Problem set —
(a) According to the Super Buddies film summary, on what date was the film released?
(b) From the Super Buddies film summary, list each Buddy and the superpower their ring gives them.
(c) Continue the Super Buddies film summary, starting after its final sentence.

Quoted text —
Super Buddies is a 2013 American superhero comedy film. It is the seventh and final installment in the Air Buddies film series, and the fourteenth and final film of the overall Air Bud franchise. It was released on August 27, 2013.

Plot
The Buddies find five magical rings from the planet Inspiron. Each one gives them unique superpowers. Budderball gets super strength, Buddha gets mind-control, RoseBud gets super speed, B-Dawg gets super elasticity, and MudBud gets invisibility. Together, the Buddies must use the rings responsibly with the help of Megasis/Captain Canine in order to stop a power-hungry extraterrestrial warlord named Commander Drex, who wants to take the rings for his own and full dictatorship of Inspiron. The Buddies soon learn that they don't need to have superpowers to become superheroes.

Dataset section —
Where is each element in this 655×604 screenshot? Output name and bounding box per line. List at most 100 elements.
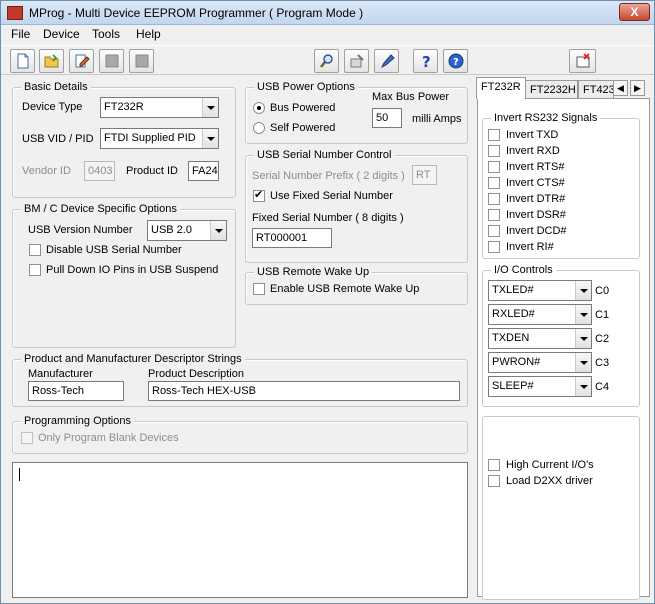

Responses in order —
(a) August 27, 2013

(b)
Budderball: super strength
Buddha: mind-control
RoseBud: super speed
B-Dawg: super elasticity
MudBud: invisibility

(c)
Cast

Live-action
John Ratzenberger as Marvin "Gramps" Livingstone
Trey Loney as Bartleby Livingstone
Veronica Diaz-Carranza as Sofia Ramirez
Jay Brazeau as Mr. Swanson
Jason Earles as Jack Schaeffer
Jonathan Morgan Heit as Pete
Harley Graham as Alice
Darien Provost as Sam
Sam Adler as Billy
Michael Teigen as Sheriff Dan
Jake Brennan as Young Jack Sharffer
Kimberley Sustad as Joanne
Sean Mathieson as Todd

Voices
Cooper Roth as B-Dawg
Jeremy Shinder as Budderball
Tenzing Norgay Trainor as Buddha
G. Hannelius as Rosebud
Ty Panitz as Mudbud
Colin Hanks as Megasis/Captain Canine

Fiona Gubelmann as Princess Jorala
John Michael Higgins as Drex
Tim Conway as Deputy Sniffer
Michael Teigen as Sheriff Dan
Maulik Pancholy as Curly
Chris Coppola as Mr. Bull
Amy Sedaris as Betty
Debra Jo Rupp as Cow
Alyson Stoner as Strawberry
Zendaya as Lollipop
Atticus Shaffer as Monk-E
Brian T. Finney as Dog
Tatiana Gudegast as Cat
Justin Roiland as Chihuahua

Release

Home media
Super Buddies was released on DVD, Blu-ray, and as a film download on August 27, 2013. The physical release was produced in 2 different packages: a 2-disc Blu-ray / DVD combo pack and a 1-disc DVD. The film download was produced in both standard and high definition.

External links

2013 direct-to-video films
American direct-to-video films
American comedy films
2010s English-language films
Disney direct-to-video films
American children's films
Films about dogs
American superhero films
Films directed by Robert Vince
Air Bud (series)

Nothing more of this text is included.